[Stored data]
◇ ◇ ◇ ◇ ◇ ◇ ◇

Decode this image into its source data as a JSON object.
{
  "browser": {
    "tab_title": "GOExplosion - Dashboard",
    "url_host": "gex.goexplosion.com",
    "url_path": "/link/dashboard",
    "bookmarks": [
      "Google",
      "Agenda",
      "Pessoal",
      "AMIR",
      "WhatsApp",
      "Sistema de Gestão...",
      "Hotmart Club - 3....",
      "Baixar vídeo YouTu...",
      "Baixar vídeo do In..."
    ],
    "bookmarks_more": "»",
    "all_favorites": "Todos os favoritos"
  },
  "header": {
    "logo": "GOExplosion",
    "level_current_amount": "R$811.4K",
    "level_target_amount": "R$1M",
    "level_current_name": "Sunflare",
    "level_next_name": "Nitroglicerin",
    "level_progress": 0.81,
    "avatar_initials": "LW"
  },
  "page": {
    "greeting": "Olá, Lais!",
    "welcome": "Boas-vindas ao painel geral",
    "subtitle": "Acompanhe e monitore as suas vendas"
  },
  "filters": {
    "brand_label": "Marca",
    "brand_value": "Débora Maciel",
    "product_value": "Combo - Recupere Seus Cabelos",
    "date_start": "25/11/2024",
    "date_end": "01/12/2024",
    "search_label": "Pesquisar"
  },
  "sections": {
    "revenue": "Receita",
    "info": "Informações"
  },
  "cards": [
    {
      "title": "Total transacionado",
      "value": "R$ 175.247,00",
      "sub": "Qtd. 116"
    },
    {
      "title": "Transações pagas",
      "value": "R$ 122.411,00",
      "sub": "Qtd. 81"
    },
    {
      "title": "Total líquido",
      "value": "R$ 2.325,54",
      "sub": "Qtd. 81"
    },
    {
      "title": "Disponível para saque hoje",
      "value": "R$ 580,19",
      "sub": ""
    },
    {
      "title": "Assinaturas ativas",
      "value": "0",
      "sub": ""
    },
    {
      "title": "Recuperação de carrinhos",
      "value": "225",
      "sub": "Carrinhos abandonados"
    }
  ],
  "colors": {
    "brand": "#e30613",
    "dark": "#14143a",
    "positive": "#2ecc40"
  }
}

◇ ◇ ◇ ◇ ◇ ◇ ◇

TASK REQUIREMENTS>
What is the number of lines in the data holding the word "Baixar"? Reply with that number only.

THE RESPONSE>
2